American game designer and writer

Gregory Avery-Weir is an American game designer and writer, best known for the 2009 browser game The Majesty of Colors. Avery-Weir lives in Charlotte, North Carolina, United States.

==Early life and education==
Avery-Weir received little formal art training, other than occasional art and cartooning classes while growing up. At college they produced a weekly comic in their college newspaper called “The Absolute Sum of All Evil”.

==Career==
Up until 2008, Avery-Weir worked as a web developer for RealEstate.com. During 2008 and 2009, Avery-Weir undertook paid work writing for game website GameSetWatch. Prior to their fully released games, Avery-Weir developed hobby game projects in Logowriter, HyperCard, DOS batch scripts, Megazeux, and Inform 6 and 7. Avery-Weir maintains a blog called Ludus Novus.

Avery-Weir wrote most of their games in the language ActionScript 3 for the Flash platform. Some of Avery-Weir's games have been funded through a bid-based model, whereby companies including Kongregate and Armor Games would bid to sponsor the games following development.

══════════

Exercise brief
Write the next part of the biography of Gregory Avery-Weir, picking up after its final sentence.

Collected data entries
══════════

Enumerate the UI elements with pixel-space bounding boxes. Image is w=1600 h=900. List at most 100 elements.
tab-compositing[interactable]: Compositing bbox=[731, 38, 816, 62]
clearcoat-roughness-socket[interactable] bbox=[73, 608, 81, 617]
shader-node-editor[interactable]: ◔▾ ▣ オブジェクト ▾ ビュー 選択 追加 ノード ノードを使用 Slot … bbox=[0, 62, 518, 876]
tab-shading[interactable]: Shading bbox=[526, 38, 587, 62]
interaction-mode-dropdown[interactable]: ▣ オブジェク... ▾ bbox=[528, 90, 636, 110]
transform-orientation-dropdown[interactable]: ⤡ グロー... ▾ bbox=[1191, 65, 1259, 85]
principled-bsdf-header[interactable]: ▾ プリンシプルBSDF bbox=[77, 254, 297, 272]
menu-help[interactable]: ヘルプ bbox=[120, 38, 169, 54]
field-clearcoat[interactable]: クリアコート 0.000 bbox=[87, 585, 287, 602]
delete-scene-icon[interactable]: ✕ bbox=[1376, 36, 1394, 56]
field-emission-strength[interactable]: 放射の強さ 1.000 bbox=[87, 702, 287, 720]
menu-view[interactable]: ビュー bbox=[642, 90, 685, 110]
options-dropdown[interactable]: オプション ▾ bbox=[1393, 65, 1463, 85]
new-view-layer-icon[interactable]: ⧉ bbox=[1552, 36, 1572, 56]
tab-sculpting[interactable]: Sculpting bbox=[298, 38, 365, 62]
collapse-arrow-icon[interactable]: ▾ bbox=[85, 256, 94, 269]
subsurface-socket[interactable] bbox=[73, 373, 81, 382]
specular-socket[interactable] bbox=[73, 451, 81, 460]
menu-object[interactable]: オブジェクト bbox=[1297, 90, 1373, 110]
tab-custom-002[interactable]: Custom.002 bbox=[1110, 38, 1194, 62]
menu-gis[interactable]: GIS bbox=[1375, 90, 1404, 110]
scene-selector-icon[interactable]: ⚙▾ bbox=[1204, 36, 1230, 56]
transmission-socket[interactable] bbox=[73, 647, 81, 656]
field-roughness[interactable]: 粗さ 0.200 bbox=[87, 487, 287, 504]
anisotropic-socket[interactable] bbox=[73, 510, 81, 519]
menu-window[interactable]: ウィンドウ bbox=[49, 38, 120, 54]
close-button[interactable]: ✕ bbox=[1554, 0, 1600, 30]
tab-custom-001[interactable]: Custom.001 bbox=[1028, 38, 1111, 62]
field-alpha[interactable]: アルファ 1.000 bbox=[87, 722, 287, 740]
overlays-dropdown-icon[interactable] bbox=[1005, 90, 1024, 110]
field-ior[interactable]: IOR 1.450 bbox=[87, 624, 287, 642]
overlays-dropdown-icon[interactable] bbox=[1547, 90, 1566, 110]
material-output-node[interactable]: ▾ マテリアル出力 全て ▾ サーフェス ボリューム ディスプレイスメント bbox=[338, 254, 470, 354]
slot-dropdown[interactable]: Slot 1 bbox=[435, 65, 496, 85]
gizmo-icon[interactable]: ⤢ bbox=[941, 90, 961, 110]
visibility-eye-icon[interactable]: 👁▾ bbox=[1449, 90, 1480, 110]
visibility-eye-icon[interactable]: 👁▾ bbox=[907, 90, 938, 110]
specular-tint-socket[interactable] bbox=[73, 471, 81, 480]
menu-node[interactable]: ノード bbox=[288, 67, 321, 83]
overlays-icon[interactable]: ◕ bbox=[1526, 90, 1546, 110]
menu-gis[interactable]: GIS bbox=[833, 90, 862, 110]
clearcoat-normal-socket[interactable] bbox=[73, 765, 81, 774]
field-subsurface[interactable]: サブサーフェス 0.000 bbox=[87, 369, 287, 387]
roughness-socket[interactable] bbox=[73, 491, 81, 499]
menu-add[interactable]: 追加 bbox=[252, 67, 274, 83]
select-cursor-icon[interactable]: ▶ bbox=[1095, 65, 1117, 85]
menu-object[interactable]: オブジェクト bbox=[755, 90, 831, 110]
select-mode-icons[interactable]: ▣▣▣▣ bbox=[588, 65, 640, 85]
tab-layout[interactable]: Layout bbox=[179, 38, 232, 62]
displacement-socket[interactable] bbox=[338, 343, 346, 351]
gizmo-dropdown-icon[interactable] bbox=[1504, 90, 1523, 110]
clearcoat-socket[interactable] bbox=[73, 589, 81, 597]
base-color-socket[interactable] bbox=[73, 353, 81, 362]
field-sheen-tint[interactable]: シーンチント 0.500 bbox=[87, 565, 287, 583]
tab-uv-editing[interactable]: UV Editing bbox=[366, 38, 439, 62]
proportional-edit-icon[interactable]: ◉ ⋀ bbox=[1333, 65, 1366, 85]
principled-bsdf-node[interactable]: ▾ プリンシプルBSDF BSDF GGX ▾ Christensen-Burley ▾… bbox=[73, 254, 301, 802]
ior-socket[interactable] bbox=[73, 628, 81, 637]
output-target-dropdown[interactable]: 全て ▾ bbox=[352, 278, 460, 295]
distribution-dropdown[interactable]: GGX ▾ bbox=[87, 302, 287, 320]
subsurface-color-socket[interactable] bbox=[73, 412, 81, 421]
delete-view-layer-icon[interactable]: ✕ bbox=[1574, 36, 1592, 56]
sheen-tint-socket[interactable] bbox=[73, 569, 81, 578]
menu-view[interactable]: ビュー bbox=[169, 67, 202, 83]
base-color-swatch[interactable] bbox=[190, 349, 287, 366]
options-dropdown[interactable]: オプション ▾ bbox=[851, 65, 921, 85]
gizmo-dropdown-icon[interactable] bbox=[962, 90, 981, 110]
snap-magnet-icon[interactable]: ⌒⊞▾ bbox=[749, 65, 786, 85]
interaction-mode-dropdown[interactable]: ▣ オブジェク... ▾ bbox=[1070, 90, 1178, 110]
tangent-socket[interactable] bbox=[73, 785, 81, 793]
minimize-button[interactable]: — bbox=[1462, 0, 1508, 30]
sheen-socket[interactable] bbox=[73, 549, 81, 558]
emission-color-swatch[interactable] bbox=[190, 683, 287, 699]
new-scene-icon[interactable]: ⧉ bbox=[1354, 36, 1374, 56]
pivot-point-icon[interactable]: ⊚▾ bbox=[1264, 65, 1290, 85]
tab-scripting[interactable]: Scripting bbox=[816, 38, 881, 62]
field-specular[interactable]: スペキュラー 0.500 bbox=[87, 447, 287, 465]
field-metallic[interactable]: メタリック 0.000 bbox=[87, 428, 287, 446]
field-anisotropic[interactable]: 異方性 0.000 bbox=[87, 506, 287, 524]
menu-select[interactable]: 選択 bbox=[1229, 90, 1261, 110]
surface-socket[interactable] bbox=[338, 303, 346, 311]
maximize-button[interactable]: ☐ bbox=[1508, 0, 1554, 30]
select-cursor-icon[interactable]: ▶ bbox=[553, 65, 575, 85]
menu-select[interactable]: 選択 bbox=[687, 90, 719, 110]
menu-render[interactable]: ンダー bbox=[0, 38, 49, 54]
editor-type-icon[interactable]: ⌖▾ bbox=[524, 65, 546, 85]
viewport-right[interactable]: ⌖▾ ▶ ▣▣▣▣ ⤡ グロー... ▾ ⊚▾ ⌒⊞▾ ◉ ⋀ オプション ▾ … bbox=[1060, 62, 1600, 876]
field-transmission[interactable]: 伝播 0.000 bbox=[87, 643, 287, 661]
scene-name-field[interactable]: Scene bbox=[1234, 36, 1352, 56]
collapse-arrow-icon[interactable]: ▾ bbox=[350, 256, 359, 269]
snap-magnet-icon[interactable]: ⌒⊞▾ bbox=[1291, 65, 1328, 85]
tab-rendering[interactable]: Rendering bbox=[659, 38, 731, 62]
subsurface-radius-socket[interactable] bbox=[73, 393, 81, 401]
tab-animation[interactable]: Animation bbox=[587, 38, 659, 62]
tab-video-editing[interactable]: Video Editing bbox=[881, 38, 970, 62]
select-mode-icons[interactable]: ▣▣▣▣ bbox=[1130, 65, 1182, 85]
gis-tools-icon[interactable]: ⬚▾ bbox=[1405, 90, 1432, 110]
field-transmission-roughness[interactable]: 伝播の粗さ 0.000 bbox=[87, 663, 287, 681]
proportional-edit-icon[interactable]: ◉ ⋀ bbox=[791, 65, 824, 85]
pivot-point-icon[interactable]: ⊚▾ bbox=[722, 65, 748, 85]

══════════

Result for this exercise
==Influences==
Avery-Weir has stated that Shadow of the Colossus, Planescape: Torment, Knytt, and H. P. Lovecraft have influenced their work.

==Games==
- Necropolis (2008)
- The Majesty of Colors (2008)
- Bars of Black and White (2009)
- Exploit (2009)
- Sugarcore (2009)
- The Bryant Collection (2009)
- How to Raise a Dragon (2009)
- Silent Conversation (2009)
- Paladin 0 (2009)
- The Mold Fairy (2009)
- Backup (2009)
- Procrastination (2009)
- Babies Dream of Dead Worlds (2010)
- Waves (2010)
- Looming (2010)
- Narthex (2010)
- The Day (2010)
- A Ride Home (2011)
- Beneath the Waves (2011)
- Passing the Ball (2011)
- The Whispering Thing (2013)
- Rats Under My Skin (2014)
- Promenade (2014)
- Concision (2015)
- Ossuary (2015)
- Cultivating Insurgency (2019)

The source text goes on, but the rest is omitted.